**WHAT IS NEEDED**
Copy out every line that contains "statistical".

**DATA SUPPLIED**
· · · · ·

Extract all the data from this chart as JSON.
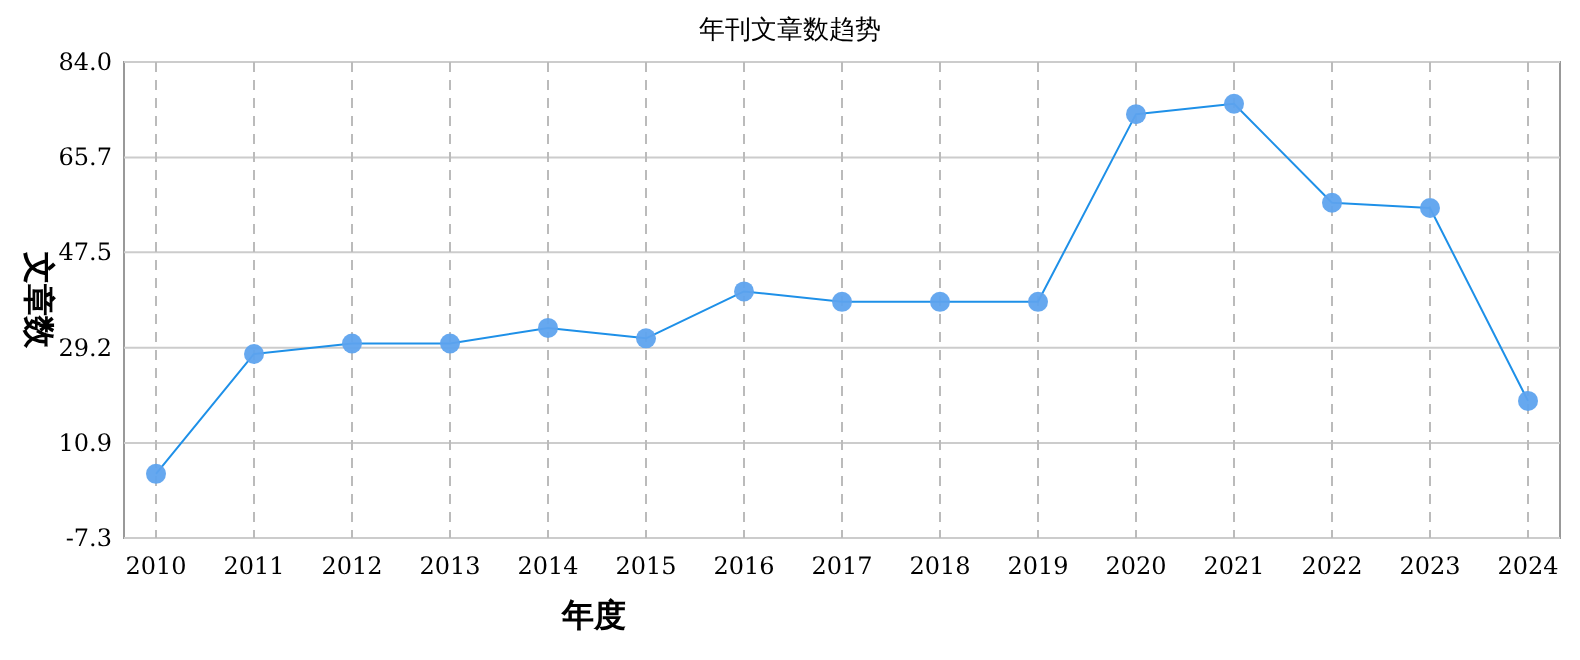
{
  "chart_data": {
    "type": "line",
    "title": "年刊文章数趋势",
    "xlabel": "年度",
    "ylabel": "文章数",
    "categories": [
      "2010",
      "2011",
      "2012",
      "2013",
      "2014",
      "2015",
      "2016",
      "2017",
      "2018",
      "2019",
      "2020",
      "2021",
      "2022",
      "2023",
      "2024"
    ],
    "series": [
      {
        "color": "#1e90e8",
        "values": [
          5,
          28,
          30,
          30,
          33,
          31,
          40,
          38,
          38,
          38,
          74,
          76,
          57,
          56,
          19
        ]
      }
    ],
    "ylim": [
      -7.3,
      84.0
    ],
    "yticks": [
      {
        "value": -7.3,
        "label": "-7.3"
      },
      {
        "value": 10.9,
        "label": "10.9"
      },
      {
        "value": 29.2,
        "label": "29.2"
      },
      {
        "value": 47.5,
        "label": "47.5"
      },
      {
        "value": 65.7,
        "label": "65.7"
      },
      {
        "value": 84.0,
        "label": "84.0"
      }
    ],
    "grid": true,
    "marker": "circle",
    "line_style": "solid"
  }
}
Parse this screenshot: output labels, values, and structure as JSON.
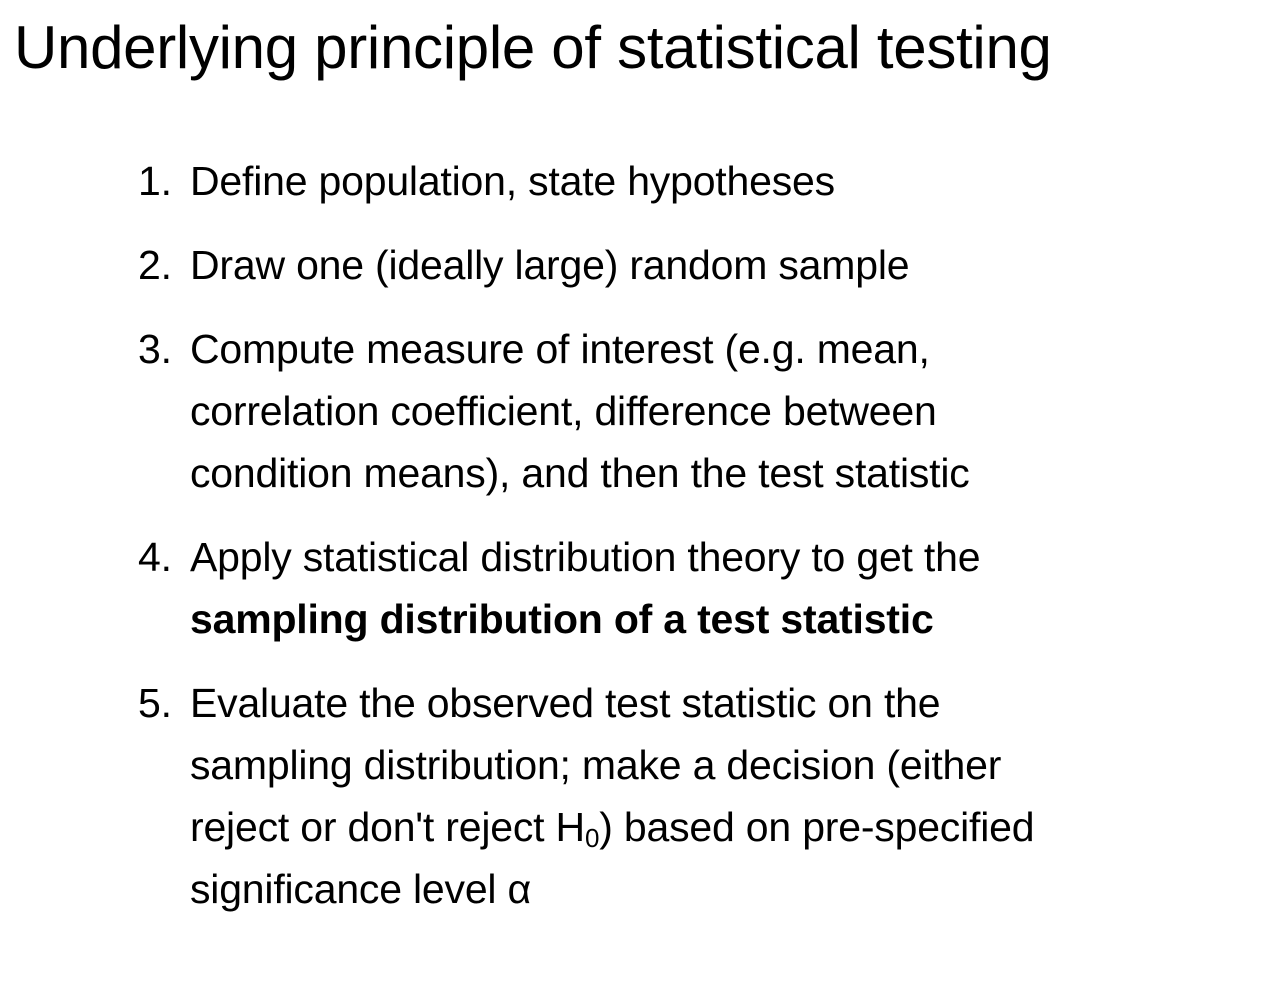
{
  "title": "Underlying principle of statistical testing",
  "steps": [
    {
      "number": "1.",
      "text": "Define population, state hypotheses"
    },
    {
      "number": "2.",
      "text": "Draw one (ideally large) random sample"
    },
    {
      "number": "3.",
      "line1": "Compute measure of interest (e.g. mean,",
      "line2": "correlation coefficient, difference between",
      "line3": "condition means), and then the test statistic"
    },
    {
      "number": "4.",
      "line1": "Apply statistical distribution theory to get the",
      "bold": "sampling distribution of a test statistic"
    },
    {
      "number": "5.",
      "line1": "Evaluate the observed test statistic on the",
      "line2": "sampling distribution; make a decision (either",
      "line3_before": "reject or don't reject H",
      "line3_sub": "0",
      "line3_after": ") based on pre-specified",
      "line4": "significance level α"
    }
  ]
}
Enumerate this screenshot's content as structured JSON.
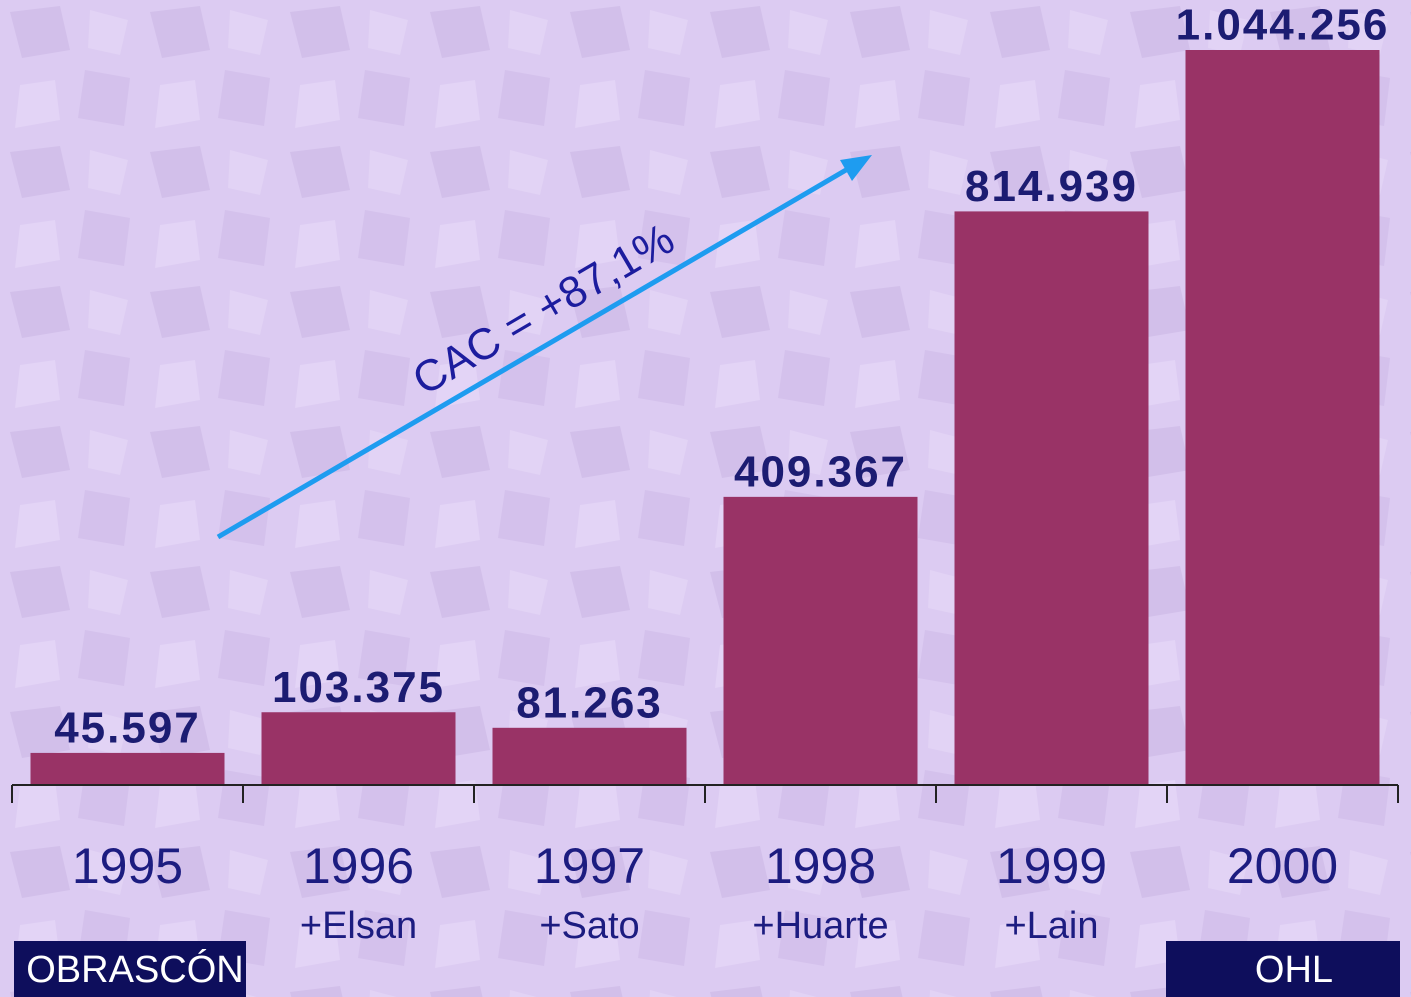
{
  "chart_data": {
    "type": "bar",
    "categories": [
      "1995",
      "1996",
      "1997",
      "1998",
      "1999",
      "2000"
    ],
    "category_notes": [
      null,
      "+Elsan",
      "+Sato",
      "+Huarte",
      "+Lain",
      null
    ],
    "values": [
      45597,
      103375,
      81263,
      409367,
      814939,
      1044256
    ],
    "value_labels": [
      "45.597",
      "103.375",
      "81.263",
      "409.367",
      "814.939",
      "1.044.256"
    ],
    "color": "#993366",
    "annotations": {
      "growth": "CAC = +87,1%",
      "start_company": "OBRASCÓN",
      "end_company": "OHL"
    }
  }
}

· · · · ·

**ANSWER FOR THE TASK**
  "title": "Underlying principle of statistical testing",
      "line1": "Apply statistical distribution theory to get the",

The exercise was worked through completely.